■ Your task:
Produce an exact copy of all the records.

# START OF Data for this exercise

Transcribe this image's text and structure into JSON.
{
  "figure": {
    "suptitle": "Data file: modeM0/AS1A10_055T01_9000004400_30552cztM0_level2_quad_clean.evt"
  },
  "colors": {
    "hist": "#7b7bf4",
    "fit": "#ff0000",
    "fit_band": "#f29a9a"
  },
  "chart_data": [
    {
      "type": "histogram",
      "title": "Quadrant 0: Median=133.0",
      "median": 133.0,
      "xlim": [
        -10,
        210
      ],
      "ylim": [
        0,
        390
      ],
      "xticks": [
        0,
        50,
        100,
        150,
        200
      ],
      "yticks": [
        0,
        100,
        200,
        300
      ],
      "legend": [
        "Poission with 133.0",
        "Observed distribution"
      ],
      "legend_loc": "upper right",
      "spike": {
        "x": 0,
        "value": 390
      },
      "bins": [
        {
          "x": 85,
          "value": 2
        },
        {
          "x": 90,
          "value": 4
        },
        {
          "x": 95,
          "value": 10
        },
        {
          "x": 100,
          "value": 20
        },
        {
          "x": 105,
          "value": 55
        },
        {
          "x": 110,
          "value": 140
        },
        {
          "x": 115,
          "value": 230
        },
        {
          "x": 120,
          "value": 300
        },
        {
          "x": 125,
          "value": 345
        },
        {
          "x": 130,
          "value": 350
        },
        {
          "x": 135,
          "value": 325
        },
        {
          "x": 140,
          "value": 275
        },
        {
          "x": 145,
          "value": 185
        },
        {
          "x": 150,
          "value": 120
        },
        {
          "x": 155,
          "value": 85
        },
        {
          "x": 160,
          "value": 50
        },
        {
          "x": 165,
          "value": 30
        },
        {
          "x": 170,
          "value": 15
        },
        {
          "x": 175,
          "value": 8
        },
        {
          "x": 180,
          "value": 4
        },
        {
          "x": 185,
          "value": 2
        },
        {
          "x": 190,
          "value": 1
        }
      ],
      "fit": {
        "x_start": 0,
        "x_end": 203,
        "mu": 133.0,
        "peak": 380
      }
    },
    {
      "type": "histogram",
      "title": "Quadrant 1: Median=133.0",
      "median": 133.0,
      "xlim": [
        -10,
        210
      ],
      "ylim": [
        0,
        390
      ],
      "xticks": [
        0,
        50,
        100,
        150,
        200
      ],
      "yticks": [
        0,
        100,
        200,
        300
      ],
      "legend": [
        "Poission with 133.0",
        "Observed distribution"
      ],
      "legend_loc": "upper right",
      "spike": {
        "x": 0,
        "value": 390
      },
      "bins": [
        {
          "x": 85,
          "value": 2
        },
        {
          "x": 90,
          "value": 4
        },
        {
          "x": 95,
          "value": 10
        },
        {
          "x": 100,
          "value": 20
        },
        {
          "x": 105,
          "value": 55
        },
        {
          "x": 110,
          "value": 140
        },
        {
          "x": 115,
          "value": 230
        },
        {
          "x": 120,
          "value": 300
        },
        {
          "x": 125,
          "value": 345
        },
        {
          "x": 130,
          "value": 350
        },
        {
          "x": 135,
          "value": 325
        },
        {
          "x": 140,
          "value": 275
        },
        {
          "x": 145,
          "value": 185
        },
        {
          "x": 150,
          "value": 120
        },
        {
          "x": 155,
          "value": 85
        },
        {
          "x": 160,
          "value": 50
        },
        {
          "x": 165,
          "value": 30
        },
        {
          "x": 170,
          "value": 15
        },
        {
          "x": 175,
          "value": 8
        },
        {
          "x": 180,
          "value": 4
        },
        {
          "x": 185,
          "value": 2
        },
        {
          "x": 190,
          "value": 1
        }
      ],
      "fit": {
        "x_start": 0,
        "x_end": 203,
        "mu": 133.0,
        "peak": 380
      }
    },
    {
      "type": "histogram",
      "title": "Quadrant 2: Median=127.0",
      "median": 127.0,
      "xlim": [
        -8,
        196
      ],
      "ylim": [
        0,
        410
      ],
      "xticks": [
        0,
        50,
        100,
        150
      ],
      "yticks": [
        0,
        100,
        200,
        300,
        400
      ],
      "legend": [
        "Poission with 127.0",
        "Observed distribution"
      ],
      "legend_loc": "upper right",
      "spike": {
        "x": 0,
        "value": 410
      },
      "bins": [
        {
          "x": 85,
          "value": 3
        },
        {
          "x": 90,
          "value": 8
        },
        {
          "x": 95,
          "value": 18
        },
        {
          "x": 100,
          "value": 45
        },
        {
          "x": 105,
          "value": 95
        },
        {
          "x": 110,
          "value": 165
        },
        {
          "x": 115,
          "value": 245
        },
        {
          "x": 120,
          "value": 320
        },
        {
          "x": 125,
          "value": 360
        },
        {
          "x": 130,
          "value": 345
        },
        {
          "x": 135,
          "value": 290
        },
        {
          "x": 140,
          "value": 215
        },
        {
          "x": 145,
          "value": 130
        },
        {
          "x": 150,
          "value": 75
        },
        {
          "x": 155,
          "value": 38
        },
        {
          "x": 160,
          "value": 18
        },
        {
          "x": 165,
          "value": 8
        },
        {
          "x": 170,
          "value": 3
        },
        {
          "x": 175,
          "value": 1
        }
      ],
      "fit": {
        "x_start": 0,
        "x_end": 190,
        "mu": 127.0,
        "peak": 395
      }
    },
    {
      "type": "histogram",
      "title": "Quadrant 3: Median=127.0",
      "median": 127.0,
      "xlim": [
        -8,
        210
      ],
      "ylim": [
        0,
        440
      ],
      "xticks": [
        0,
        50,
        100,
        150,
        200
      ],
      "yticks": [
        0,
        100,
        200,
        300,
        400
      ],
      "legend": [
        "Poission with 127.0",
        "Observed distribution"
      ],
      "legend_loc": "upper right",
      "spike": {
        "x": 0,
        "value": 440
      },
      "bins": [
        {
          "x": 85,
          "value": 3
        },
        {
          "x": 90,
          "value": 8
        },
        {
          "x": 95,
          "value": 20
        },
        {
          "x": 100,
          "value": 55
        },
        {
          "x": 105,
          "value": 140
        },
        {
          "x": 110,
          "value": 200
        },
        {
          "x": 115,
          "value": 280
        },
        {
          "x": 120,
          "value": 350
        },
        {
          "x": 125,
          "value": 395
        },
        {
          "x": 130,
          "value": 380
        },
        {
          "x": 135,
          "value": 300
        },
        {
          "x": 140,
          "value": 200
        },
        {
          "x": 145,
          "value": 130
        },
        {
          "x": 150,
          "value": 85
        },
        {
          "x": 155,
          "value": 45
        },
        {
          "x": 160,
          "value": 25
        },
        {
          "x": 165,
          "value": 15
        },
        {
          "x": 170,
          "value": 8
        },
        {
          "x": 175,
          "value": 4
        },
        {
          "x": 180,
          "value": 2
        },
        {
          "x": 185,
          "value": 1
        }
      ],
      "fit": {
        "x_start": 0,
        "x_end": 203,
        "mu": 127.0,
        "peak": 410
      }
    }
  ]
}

# END OF Data for this exercise

■ Solved exercise:
Transcribe this image's text and structure into JSON.
{
  "figure": {
    "suptitle": "Data file: modeM0/AS1A10_055T01_9000004400_30552cztM0_level2_quad_clean.evt"
  },
  "colors": {
    "hist": "#7b7bf4",
    "fit": "#ff0000",
    "fit_band": "#f29a9a"
  },
  "chart_data": [
    {
      "type": "histogram",
      "title": "Quadrant 0: Median=133.0",
      "median": 133.0,
      "xlim": [
        -10,
        210
      ],
      "ylim": [
        0,
        390
      ],
      "xticks": [
        0,
        50,
        100,
        150,
        200
      ],
      "yticks": [
        0,
        100,
        200,
        300
      ],
      "legend": [
        "Poission with 133.0",
        "Observed distribution"
      ],
      "legend_loc": "upper right",
      "spike": {
        "x": 0,
        "value": 390
      },
      "bins": [
        {
          "x": 85,
          "value": 2
        },
        {
          "x": 90,
          "value": 4
        },
        {
          "x": 95,
          "value": 10
        },
        {
          "x": 100,
          "value": 20
        },
        {
          "x": 105,
          "value": 55
        },
        {
          "x": 110,
          "value": 140
        },
        {
          "x": 115,
          "value": 230
        },
        {
          "x": 120,
          "value": 300
        },
        {
          "x": 125,
          "value": 345
        },
        {
          "x": 130,
          "value": 350
        },
        {
          "x": 135,
          "value": 325
        },
        {
          "x": 140,
          "value": 275
        },
        {
          "x": 145,
          "value": 185
        },
        {
          "x": 150,
          "value": 120
        },
        {
          "x": 155,
          "value": 85
        },
        {
          "x": 160,
          "value": 50
        },
        {
          "x": 165,
          "value": 30
        },
        {
          "x": 170,
          "value": 15
        },
        {
          "x": 175,
          "value": 8
        },
        {
          "x": 180,
          "value": 4
        },
        {
          "x": 185,
          "value": 2
        },
        {
          "x": 190,
          "value": 1
        }
      ],
      "fit": {
        "x_start": 0,
        "x_end": 203,
        "mu": 133.0,
        "peak": 380
      }
    },
    {
      "type": "histogram",
      "title": "Quadrant 1: Median=133.0",
      "median": 133.0,
      "xlim": [
        -10,
        210
      ],
      "ylim": [
        0,
        390
      ],
      "xticks": [
        0,
        50,
        100,
        150,
        200
      ],
      "yticks": [
        0,
        100,
        200,
        300
      ],
      "legend": [
        "Poission with 133.0",
        "Observed distribution"
      ],
      "legend_loc": "upper right",
      "spike": {
        "x": 0,
        "value": 390
      },
      "bins": [
        {
          "x": 85,
          "value": 2
        },
        {
          "x": 90,
          "value": 4
        },
        {
          "x": 95,
          "value": 10
        },
        {
          "x": 100,
          "value": 20
        },
        {
          "x": 105,
          "value": 55
        },
        {
          "x": 110,
          "value": 140
        },
        {
          "x": 115,
          "value": 230
        },
        {
          "x": 120,
          "value": 300
        },
        {
          "x": 125,
          "value": 345
        },
        {
          "x": 130,
          "value": 350
        },
        {
          "x": 135,
          "value": 325
        },
        {
          "x": 140,
          "value": 275
        },
        {
          "x": 145,
          "value": 185
        },
        {
          "x": 150,
          "value": 120
        },
        {
          "x": 155,
          "value": 85
        },
        {
          "x": 160,
          "value": 50
        },
        {
          "x": 165,
          "value": 30
        },
        {
          "x": 170,
          "value": 15
        },
        {
          "x": 175,
          "value": 8
        },
        {
          "x": 180,
          "value": 4
        },
        {
          "x": 185,
          "value": 2
        },
        {
          "x": 190,
          "value": 1
        }
      ],
      "fit": {
        "x_start": 0,
        "x_end": 203,
        "mu": 133.0,
        "peak": 380
      }
    },
    {
      "type": "histogram",
      "title": "Quadrant 2: Median=127.0",
      "median": 127.0,
      "xlim": [
        -8,
        196
      ],
      "ylim": [
        0,
        410
      ],
      "xticks": [
        0,
        50,
        100,
        150
      ],
      "yticks": [
        0,
        100,
        200,
        300,
        400
      ],
      "legend": [
        "Poission with 127.0",
        "Observed distribution"
      ],
      "legend_loc": "upper right",
      "spike": {
        "x": 0,
        "value": 410
      },
      "bins": [
        {
          "x": 85,
          "value": 3
        },
        {
          "x": 90,
          "value": 8
        },
        {
          "x": 95,
          "value": 18
        },
        {
          "x": 100,
          "value": 45
        },
        {
          "x": 105,
          "value": 95
        },
        {
          "x": 110,
          "value": 165
        },
        {
          "x": 115,
          "value": 245
        },
        {
          "x": 120,
          "value": 320
        },
        {
          "x": 125,
          "value": 360
        },
        {
          "x": 130,
          "value": 345
        },
        {
          "x": 135,
          "value": 290
        },
        {
          "x": 140,
          "value": 215
        },
        {
          "x": 145,
          "value": 130
        },
        {
          "x": 150,
          "value": 75
        },
        {
          "x": 155,
          "value": 38
        },
        {
          "x": 160,
          "value": 18
        },
        {
          "x": 165,
          "value": 8
        },
        {
          "x": 170,
          "value": 3
        },
        {
          "x": 175,
          "value": 1
        }
      ],
      "fit": {
        "x_start": 0,
        "x_end": 190,
        "mu": 127.0,
        "peak": 395
      }
    },
    {
      "type": "histogram",
      "title": "Quadrant 3: Median=127.0",
      "median": 127.0,
      "xlim": [
        -8,
        210
      ],
      "ylim": [
        0,
        440
      ],
      "xticks": [
        0,
        50,
        100,
        150,
        200
      ],
      "yticks": [
        0,
        100,
        200,
        300,
        400
      ],
      "legend": [
        "Poission with 127.0",
        "Observed distribution"
      ],
      "legend_loc": "upper right",
      "spike": {
        "x": 0,
        "value": 440
      },
      "bins": [
        {
          "x": 85,
          "value": 3
        },
        {
          "x": 90,
          "value": 8
        },
        {
          "x": 95,
          "value": 20
        },
        {
          "x": 100,
          "value": 55
        },
        {
          "x": 105,
          "value": 140
        },
        {
          "x": 110,
          "value": 200
        },
        {
          "x": 115,
          "value": 280
        },
        {
          "x": 120,
          "value": 350
        },
        {
          "x": 125,
          "value": 395
        },
        {
          "x": 130,
          "value": 380
        },
        {
          "x": 135,
          "value": 300
        },
        {
          "x": 140,
          "value": 200
        },
        {
          "x": 145,
          "value": 130
        },
        {
          "x": 150,
          "value": 85
        },
        {
          "x": 155,
          "value": 45
        },
        {
          "x": 160,
          "value": 25
        },
        {
          "x": 165,
          "value": 15
        },
        {
          "x": 170,
          "value": 8
        },
        {
          "x": 175,
          "value": 4
        },
        {
          "x": 180,
          "value": 2
        },
        {
          "x": 185,
          "value": 1
        }
      ],
      "fit": {
        "x_start": 0,
        "x_end": 203,
        "mu": 127.0,
        "peak": 410
      }
    }
  ]
}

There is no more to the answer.